<<<<
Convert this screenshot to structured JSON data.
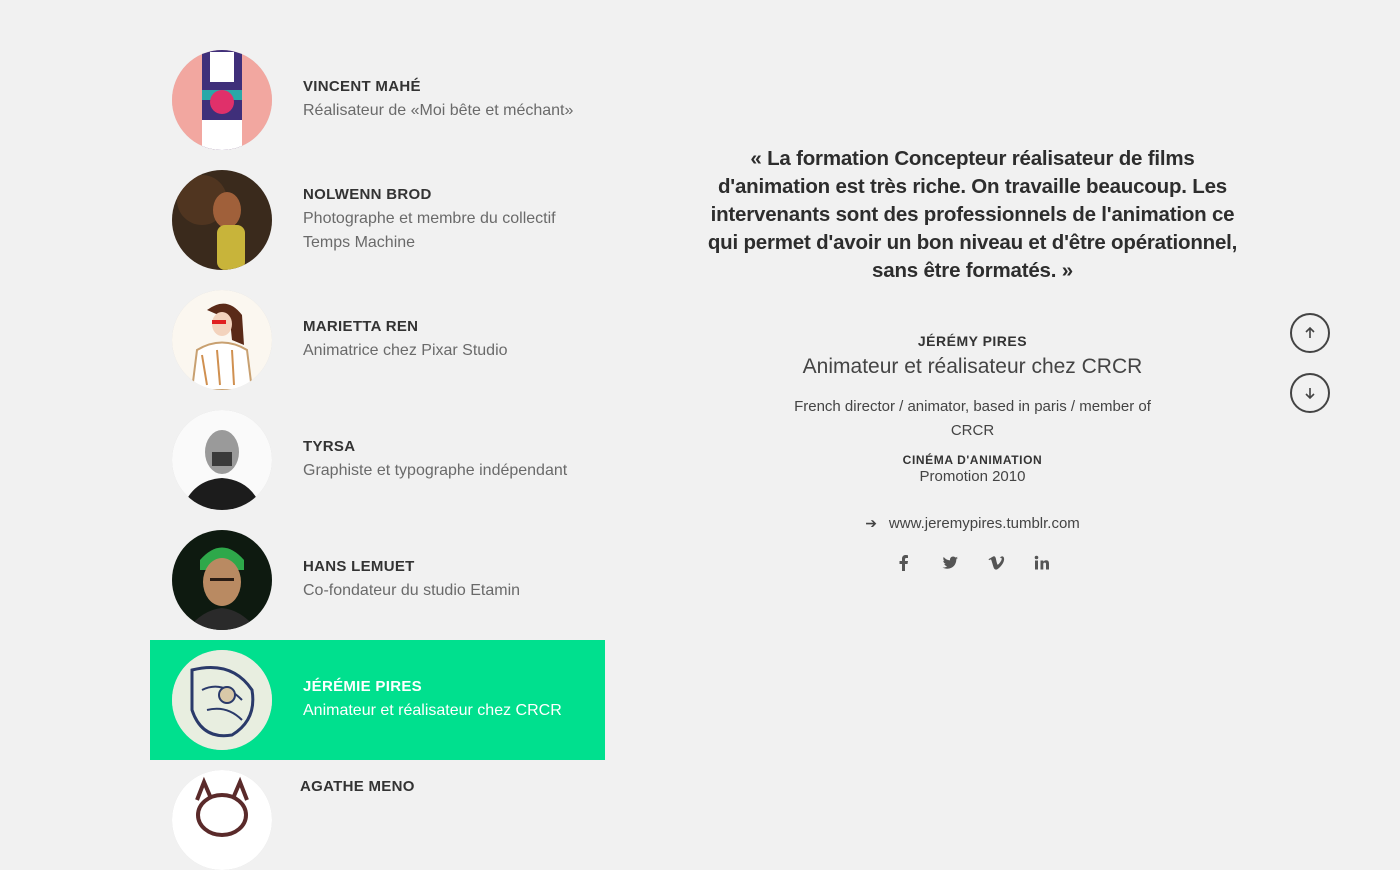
{
  "people": [
    {
      "name": "VINCENT MAHÉ",
      "role": "Réalisateur de «Moi bête et méchant»"
    },
    {
      "name": "NOLWENN BROD",
      "role": "Photographe et membre du collectif Temps Machine"
    },
    {
      "name": "MARIETTA REN",
      "role": "Animatrice chez Pixar Studio"
    },
    {
      "name": "TYRSA",
      "role": "Graphiste et typographe indépendant"
    },
    {
      "name": "HANS LEMUET",
      "role": "Co-fondateur du studio Etamin"
    },
    {
      "name": "JÉRÉMIE PIRES",
      "role": "Animateur et réalisateur chez CRCR"
    },
    {
      "name": "AGATHE MENO",
      "role": ""
    }
  ],
  "detail": {
    "quote": "« La formation Concepteur réalisateur de films d'animation est très riche. On travaille beaucoup. Les intervenants sont des professionnels de l'animation ce qui permet d'avoir un bon niveau et d'être opérationnel, sans être formatés. »",
    "name": "JÉRÉMY PIRES",
    "role": "Animateur et réalisateur chez CRCR",
    "bio": "French director / animator, based in paris / member of CRCR",
    "category": "CINÉMA D'ANIMATION",
    "promotion": "Promotion 2010",
    "link": "www.jeremypires.tumblr.com"
  },
  "colors": {
    "active": "#00e08e",
    "background": "#f1f1f1"
  },
  "icons": [
    "arrow-up-icon",
    "arrow-down-icon",
    "arrow-right-icon",
    "facebook-icon",
    "twitter-icon",
    "vimeo-icon",
    "linkedin-icon"
  ]
}
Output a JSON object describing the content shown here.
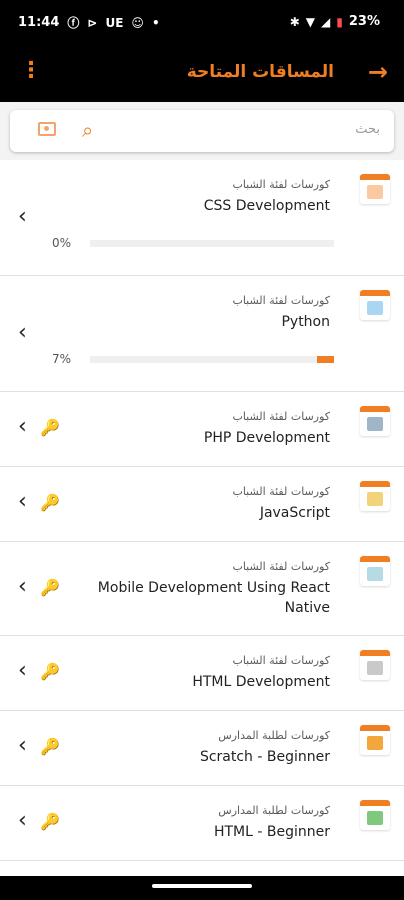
{
  "status": {
    "time": "11:44",
    "carrier_label": "UE",
    "dot": "•",
    "battery": "23%",
    "left_icons": [
      "facebook-icon",
      "playstation-icon",
      "snapchat-icon"
    ],
    "right_icons": [
      "bluetooth-icon",
      "wifi-icon",
      "signal-icon",
      "battery-icon"
    ]
  },
  "app_bar": {
    "title": "المساقات المتاحة",
    "back_glyph": "→",
    "menu_glyph": "⋮"
  },
  "search": {
    "placeholder": "بحث"
  },
  "courses": [
    {
      "category": "كورسات لفئة الشباب",
      "title": "CSS Development",
      "progress_text": "0%",
      "progress": 0,
      "locked": false
    },
    {
      "category": "كورسات لفئة الشباب",
      "title": "Python",
      "progress_text": "7%",
      "progress": 0.07,
      "locked": false
    },
    {
      "category": "كورسات لفئة الشباب",
      "title": "PHP Development",
      "locked": true
    },
    {
      "category": "كورسات لفئة الشباب",
      "title": "JavaScript",
      "locked": true
    },
    {
      "category": "كورسات لفئة الشباب",
      "title_line1": "Mobile Development Using React",
      "title_line2": "Native",
      "locked": true
    },
    {
      "category": "كورسات لفئة الشباب",
      "title": "HTML Development",
      "locked": true
    },
    {
      "category": "كورسات لطلبة المدارس",
      "title": "Scratch - Beginner",
      "locked": true
    },
    {
      "category": "كورسات لطلبة المدارس",
      "title": "HTML - Beginner",
      "locked": true
    }
  ],
  "colors": {
    "accent": "#f07f23",
    "status_bg": "#000000"
  }
}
>>>>
| Set exercise |
Check each line of the entries for the string "role". Copy the lines that have it.

| The output |
      "role": "Réalisateur de «Moi bête et méchant»"
      "role": "Photographe et membre du collectif Temps Machine"
      "role": "Animatrice chez Pixar Studio"
      "role": "Graphiste et typographe indépendant"
      "role": "Co-fondateur du studio Etamin"
      "role": "Animateur et réalisateur chez CRCR"
      "role": ""
    "role": "Animateur et réalisateur chez CRCR",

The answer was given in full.